Task goal: Give every line again exactly as it appears, please, but not the pictures.

## start Material supplied

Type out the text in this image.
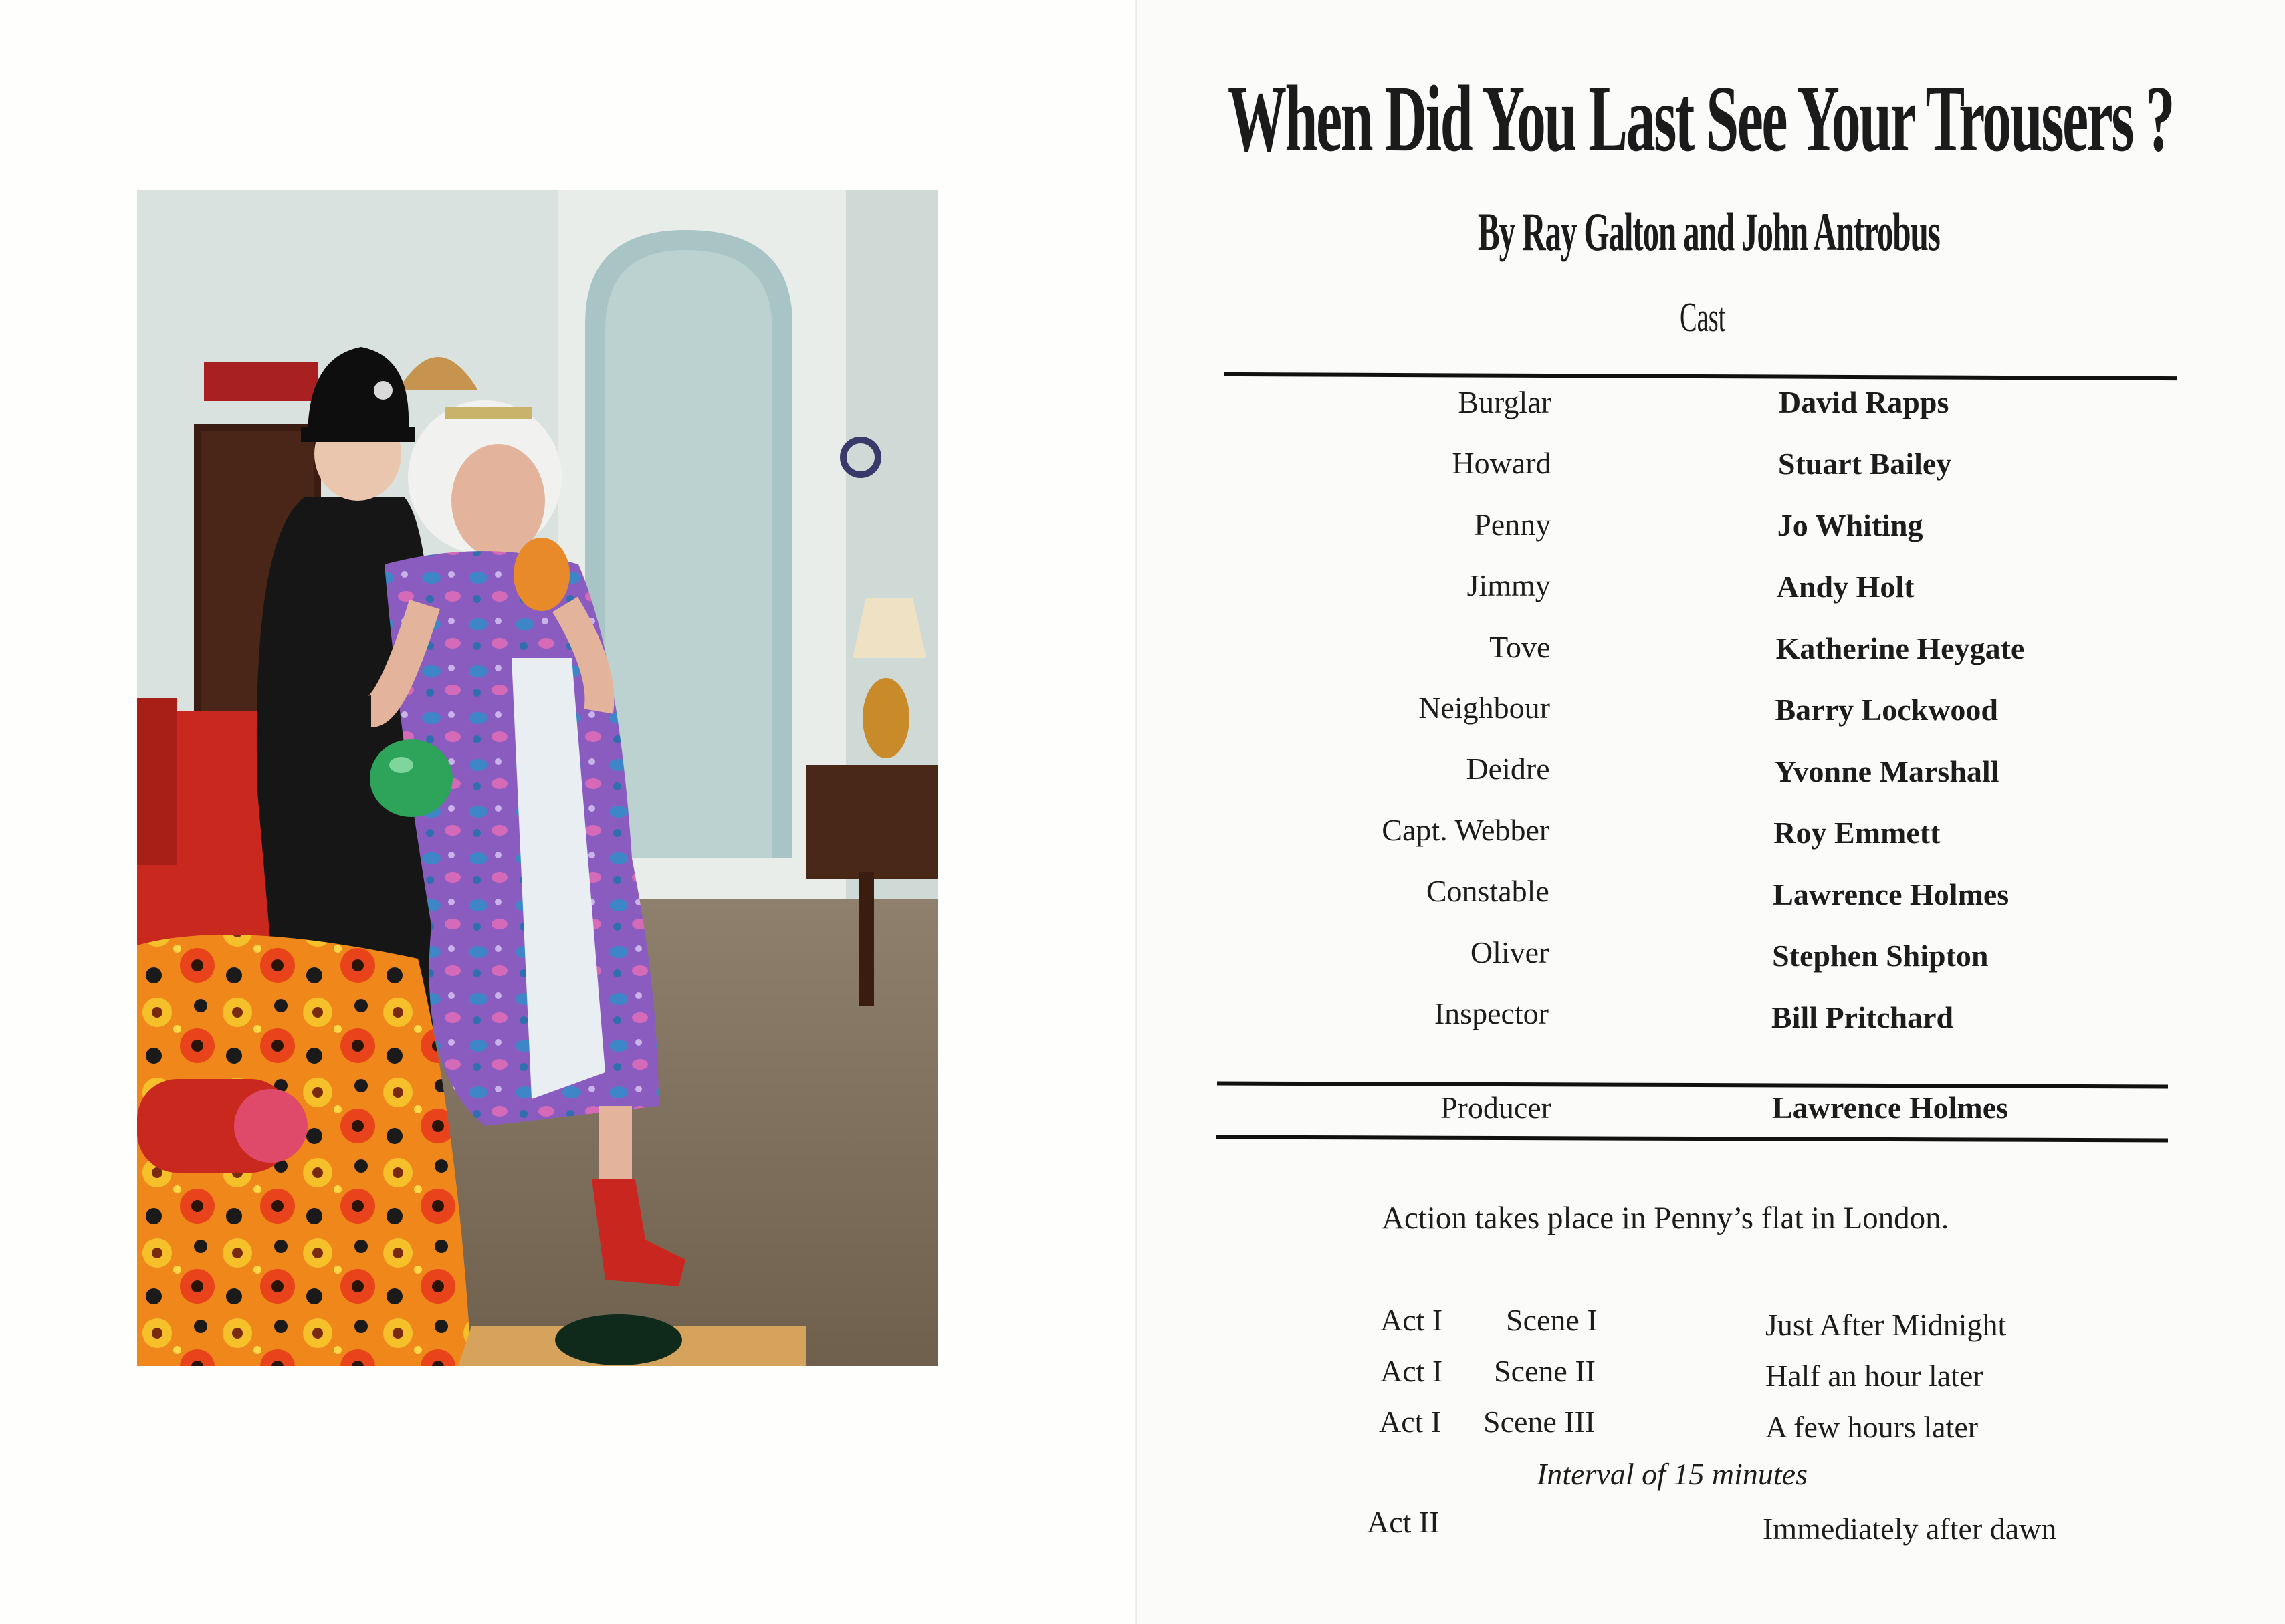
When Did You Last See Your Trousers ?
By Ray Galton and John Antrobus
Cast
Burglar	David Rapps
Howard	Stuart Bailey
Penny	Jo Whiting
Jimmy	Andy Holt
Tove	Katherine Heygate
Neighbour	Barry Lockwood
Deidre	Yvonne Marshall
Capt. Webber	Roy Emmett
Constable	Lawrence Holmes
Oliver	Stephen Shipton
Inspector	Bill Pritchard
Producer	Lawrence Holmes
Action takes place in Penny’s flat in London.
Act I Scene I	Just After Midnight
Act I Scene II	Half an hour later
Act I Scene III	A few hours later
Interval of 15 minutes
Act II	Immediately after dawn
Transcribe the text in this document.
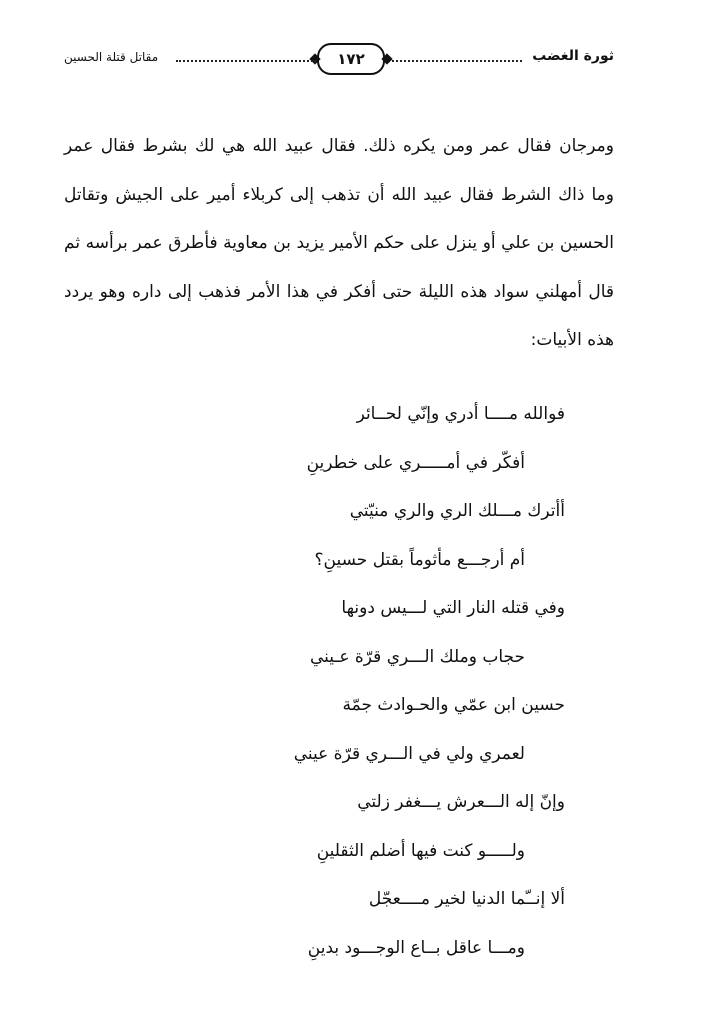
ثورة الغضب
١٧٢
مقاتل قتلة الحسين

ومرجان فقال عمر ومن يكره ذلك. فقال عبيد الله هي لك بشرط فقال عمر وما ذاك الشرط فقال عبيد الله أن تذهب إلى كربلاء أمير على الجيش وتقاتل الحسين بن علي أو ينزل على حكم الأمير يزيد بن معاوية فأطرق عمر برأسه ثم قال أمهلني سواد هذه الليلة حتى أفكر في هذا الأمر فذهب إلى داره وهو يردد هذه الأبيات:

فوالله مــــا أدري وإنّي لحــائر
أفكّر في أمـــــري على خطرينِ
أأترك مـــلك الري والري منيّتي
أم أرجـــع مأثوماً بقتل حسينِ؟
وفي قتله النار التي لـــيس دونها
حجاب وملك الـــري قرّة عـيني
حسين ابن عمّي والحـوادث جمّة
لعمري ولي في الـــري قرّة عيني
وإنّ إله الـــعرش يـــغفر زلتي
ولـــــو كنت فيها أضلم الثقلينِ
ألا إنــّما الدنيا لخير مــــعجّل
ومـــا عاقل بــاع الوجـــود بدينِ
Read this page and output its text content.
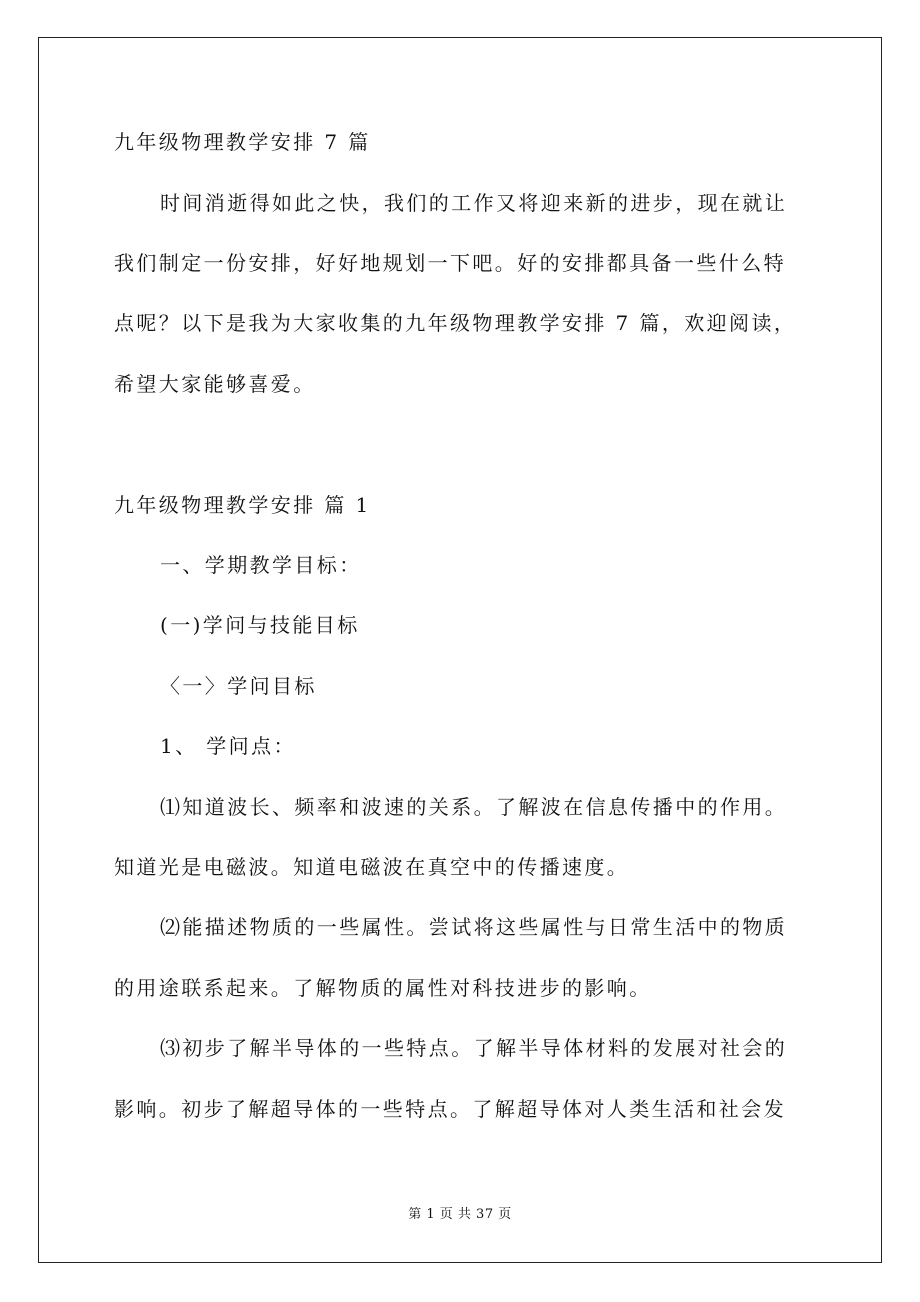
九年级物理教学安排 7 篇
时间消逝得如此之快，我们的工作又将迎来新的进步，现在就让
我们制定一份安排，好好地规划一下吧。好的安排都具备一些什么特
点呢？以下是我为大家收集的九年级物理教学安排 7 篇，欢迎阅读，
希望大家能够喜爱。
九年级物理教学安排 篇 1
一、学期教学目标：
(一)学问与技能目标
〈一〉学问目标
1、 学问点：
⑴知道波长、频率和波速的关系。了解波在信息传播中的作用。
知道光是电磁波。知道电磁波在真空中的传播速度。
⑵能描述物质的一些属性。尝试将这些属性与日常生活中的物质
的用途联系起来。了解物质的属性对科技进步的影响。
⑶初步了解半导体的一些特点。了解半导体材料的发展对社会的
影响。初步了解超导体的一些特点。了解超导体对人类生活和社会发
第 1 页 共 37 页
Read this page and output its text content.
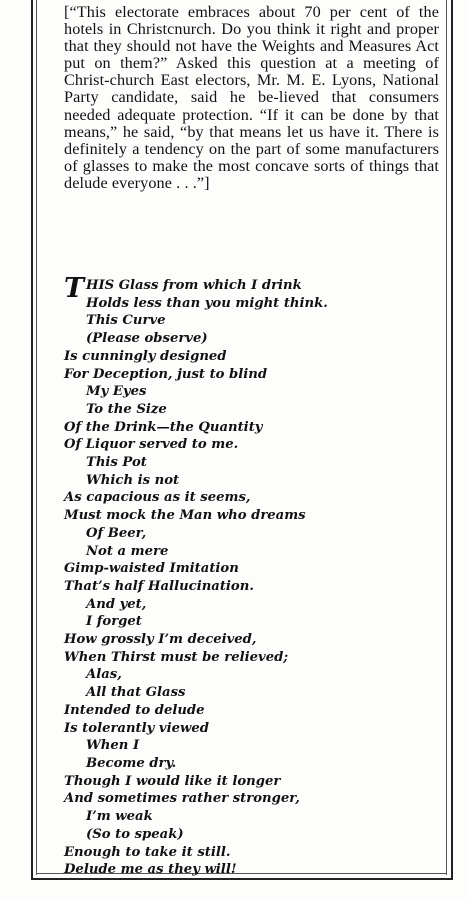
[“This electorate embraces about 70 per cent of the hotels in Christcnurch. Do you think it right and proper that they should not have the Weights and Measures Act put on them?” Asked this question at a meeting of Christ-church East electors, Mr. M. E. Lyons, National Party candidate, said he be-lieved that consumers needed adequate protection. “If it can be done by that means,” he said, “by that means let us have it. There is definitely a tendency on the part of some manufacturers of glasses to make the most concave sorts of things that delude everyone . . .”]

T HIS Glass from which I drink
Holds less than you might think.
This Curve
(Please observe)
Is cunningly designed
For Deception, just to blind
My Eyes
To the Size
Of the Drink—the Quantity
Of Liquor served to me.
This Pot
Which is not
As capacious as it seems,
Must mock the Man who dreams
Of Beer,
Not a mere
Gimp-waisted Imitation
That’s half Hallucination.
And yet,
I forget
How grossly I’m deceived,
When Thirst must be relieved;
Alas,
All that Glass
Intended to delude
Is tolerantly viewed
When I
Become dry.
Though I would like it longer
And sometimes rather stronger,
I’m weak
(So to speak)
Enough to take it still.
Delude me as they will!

## end Material supplied

Full output:
Type out the text in this image.
When Did You Last See Your Trousers ?
By Ray Galton and John Antrobus
Cast
Burglar	David Rapps
Howard	Stuart Bailey
Penny	Jo Whiting
Jimmy	Andy Holt
Tove	Katherine Heygate
Neighbour	Barry Lockwood
Deidre	Yvonne Marshall
Capt. Webber	Roy Emmett
Constable	Lawrence Holmes
Oliver	Stephen Shipton
Inspector	Bill Pritchard
Producer	Lawrence Holmes
Action takes place in Penny’s flat in London.
Act I Scene I	Just After Midnight
Act I Scene II	Half an hour later
Act I Scene III	A few hours later
Interval of 15 minutes
Act II	Immediately after dawn
Transcribe the text in this document.
ثورة الغضب
١٧٢
مقاتل قتلة الحسين

ومرجان فقال عمر ومن يكره ذلك. فقال عبيد الله هي لك بشرط فقال عمر وما ذاك الشرط فقال عبيد الله أن تذهب إلى كربلاء أمير على الجيش وتقاتل الحسين بن علي أو ينزل على حكم الأمير يزيد بن معاوية فأطرق عمر برأسه ثم قال أمهلني سواد هذه الليلة حتى أفكر في هذا الأمر فذهب إلى داره وهو يردد هذه الأبيات:

فوالله مــــا أدري وإنّي لحــائر
أفكّر في أمـــــري على خطرينِ
أأترك مـــلك الري والري منيّتي
أم أرجـــع مأثوماً بقتل حسينِ؟
وفي قتله النار التي لـــيس دونها
حجاب وملك الـــري قرّة عـيني
حسين ابن عمّي والحـوادث جمّة
لعمري ولي في الـــري قرّة عيني
وإنّ إله الـــعرش يـــغفر زلتي
ولـــــو كنت فيها أضلم الثقلينِ
ألا إنــّما الدنيا لخير مــــعجّل
ومـــا عاقل بــاع الوجـــود بدينِ
Read this page and output its text content.
九年级物理教学安排 7 篇
时间消逝得如此之快，我们的工作又将迎来新的进步，现在就让
我们制定一份安排，好好地规划一下吧。好的安排都具备一些什么特
点呢？以下是我为大家收集的九年级物理教学安排 7 篇，欢迎阅读，
希望大家能够喜爱。
九年级物理教学安排 篇 1
一、学期教学目标：
(一)学问与技能目标
〈一〉学问目标
1、 学问点：
⑴知道波长、频率和波速的关系。了解波在信息传播中的作用。
知道光是电磁波。知道电磁波在真空中的传播速度。
⑵能描述物质的一些属性。尝试将这些属性与日常生活中的物质
的用途联系起来。了解物质的属性对科技进步的影响。
⑶初步了解半导体的一些特点。了解半导体材料的发展对社会的
影响。初步了解超导体的一些特点。了解超导体对人类生活和社会发
第 1 页 共 37 页
Read this page and output its text content.
[“This electorate embraces about 70 per cent of the hotels in Christcnurch. Do you think it right and proper that they should not have the Weights and Measures Act put on them?” Asked this question at a meeting of Christ-church East electors, Mr. M. E. Lyons, National Party candidate, said he be-lieved that consumers needed adequate protection. “If it can be done by that means,” he said, “by that means let us have it. There is definitely a tendency on the part of some manufacturers of glasses to make the most concave sorts of things that delude everyone . . .”]

T HIS Glass from which I drink
Holds less than you might think.
This Curve
(Please observe)
Is cunningly designed
For Deception, just to blind
My Eyes
To the Size
Of the Drink—the Quantity
Of Liquor served to me.
This Pot
Which is not
As capacious as it seems,
Must mock the Man who dreams
Of Beer,
Not a mere
Gimp-waisted Imitation
That’s half Hallucination.
And yet,
I forget
How grossly I’m deceived,
When Thirst must be relieved;
Alas,
All that Glass
Intended to delude
Is tolerantly viewed
When I
Become dry.
Though I would like it longer
And sometimes rather stronger,
I’m weak
(So to speak)
Enough to take it still.
Delude me as they will!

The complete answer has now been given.